Data entries

## begin

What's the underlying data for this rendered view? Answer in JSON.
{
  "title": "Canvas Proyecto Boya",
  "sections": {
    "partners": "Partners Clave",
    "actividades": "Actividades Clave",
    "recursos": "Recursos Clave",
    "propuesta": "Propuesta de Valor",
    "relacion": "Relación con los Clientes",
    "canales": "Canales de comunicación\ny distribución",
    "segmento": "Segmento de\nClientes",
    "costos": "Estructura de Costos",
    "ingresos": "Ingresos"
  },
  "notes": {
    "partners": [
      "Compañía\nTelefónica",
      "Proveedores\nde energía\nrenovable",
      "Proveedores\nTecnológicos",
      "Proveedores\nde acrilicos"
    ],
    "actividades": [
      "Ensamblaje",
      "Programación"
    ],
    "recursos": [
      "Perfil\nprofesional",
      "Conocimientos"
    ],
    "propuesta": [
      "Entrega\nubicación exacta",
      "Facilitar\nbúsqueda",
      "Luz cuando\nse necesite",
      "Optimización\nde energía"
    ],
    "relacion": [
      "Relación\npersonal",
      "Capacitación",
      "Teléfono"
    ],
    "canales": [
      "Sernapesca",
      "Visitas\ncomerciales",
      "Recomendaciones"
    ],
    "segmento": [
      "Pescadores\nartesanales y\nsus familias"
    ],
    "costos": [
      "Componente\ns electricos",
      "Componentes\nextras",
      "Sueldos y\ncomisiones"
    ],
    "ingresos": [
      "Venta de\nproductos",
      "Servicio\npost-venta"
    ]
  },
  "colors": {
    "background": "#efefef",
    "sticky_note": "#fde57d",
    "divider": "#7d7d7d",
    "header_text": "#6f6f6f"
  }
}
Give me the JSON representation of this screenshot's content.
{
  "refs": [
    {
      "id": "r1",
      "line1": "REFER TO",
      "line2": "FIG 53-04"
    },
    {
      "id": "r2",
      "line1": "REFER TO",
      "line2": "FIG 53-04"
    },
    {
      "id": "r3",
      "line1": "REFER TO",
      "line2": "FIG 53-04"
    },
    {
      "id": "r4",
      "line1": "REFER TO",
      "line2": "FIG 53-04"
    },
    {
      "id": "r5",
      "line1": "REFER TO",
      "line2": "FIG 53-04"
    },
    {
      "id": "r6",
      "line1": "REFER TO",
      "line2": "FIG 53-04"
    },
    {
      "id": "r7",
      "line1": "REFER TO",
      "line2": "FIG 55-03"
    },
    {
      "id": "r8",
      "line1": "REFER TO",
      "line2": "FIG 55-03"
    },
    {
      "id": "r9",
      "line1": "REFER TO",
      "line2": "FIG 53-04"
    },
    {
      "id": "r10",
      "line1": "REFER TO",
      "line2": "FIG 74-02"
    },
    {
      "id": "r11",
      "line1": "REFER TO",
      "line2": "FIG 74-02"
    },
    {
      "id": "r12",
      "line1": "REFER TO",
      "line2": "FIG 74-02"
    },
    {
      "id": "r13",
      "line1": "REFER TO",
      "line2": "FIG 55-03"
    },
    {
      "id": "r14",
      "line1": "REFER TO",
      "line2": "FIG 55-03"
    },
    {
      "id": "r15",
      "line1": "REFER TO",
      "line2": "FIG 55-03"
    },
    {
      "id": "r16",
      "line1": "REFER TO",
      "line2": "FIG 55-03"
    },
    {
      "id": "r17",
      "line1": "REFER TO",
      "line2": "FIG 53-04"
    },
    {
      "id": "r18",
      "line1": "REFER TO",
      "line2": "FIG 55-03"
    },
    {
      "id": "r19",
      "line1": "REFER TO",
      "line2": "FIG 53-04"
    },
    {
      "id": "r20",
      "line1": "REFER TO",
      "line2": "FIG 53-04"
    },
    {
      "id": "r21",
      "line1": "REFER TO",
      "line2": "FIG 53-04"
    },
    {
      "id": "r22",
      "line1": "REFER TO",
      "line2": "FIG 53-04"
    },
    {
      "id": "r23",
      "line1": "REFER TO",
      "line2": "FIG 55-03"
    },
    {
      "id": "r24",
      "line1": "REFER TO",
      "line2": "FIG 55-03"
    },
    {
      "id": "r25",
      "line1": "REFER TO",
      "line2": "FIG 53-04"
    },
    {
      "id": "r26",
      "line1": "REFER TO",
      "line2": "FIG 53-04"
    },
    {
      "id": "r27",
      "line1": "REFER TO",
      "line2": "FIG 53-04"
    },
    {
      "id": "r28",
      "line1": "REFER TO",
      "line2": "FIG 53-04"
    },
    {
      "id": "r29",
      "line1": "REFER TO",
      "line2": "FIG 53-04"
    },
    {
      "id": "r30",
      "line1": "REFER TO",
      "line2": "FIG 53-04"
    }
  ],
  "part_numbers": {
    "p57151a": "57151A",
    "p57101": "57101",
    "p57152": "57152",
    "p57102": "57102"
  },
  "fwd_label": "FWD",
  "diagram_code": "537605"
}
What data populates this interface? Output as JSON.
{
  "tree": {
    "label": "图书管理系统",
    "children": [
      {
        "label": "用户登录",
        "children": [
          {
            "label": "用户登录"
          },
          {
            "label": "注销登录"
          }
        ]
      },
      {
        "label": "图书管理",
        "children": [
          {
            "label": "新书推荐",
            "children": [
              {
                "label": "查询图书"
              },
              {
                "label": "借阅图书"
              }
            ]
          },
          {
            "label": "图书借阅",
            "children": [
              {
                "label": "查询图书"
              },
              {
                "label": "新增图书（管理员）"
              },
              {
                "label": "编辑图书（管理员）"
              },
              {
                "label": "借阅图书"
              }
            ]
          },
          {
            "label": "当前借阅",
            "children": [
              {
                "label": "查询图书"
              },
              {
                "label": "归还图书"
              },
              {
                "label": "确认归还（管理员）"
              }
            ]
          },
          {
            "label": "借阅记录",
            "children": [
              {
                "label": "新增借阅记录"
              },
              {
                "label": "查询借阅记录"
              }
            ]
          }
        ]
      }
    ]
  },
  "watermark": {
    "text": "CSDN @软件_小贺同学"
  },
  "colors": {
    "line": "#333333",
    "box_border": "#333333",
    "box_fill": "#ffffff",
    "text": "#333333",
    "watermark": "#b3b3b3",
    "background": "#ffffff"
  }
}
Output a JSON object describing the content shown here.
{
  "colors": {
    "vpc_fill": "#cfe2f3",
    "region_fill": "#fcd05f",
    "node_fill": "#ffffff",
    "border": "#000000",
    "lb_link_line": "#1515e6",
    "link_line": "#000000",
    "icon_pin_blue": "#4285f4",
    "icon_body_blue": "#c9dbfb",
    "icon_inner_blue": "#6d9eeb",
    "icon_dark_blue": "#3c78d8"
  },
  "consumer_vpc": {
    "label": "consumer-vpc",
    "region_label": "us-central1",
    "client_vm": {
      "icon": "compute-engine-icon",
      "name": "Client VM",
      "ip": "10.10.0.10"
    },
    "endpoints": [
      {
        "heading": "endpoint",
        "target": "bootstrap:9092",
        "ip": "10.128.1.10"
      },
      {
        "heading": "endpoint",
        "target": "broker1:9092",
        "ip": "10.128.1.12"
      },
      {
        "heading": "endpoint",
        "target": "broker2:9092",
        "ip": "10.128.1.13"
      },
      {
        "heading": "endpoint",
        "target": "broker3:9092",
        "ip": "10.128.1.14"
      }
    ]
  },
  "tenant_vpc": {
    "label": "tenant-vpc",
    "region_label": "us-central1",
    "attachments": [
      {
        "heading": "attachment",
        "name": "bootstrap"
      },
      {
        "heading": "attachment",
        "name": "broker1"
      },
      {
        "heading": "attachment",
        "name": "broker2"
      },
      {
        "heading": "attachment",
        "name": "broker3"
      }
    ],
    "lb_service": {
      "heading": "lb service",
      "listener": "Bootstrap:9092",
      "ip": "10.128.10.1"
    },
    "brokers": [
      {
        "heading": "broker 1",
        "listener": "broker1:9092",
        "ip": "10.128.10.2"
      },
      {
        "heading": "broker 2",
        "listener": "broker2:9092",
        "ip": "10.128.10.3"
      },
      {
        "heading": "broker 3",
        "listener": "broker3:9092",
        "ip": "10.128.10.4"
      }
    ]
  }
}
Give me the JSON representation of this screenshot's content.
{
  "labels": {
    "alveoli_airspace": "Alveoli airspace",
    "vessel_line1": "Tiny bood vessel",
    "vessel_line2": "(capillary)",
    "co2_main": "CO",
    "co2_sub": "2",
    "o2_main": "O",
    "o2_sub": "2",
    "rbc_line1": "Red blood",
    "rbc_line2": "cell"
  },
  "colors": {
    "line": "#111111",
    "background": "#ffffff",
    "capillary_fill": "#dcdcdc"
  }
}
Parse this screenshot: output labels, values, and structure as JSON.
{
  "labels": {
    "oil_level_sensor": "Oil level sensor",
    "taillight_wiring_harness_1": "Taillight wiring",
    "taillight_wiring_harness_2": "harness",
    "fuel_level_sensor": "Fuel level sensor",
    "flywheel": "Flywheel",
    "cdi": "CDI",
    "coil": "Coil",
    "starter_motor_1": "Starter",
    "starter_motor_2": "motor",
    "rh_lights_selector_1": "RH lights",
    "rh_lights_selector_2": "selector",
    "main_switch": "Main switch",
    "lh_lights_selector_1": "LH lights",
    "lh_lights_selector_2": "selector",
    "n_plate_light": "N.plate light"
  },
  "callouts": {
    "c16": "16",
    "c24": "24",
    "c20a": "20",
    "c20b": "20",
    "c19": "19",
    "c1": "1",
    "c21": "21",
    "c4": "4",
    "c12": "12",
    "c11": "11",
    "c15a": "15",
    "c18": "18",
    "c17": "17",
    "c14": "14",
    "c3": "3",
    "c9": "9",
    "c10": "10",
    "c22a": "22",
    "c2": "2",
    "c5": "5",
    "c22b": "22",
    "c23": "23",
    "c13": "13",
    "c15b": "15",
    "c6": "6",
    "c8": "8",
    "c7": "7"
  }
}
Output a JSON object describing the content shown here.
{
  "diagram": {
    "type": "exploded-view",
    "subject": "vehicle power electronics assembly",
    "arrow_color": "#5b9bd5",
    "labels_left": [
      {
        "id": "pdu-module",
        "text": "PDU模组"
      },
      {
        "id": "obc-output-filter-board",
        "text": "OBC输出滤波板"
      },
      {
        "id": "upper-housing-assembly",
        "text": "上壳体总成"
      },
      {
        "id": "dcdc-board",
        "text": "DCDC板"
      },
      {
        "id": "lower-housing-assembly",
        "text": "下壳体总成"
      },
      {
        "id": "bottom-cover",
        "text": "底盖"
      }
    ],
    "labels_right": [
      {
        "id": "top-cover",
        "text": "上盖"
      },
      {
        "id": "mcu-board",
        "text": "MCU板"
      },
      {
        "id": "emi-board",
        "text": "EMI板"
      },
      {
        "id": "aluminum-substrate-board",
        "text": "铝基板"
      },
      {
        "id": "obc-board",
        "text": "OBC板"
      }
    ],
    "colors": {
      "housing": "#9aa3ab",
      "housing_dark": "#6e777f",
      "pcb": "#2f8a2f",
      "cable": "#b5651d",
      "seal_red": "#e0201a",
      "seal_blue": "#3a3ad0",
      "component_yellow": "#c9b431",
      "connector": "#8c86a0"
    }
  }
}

## end

— YOUR OBJECTIVE —
Find and copy each line above that includes the string "canales".

— ANSWER TO THIS TASK —
    "canales": "Canales de comunicación\ny distribución",
    "canales": [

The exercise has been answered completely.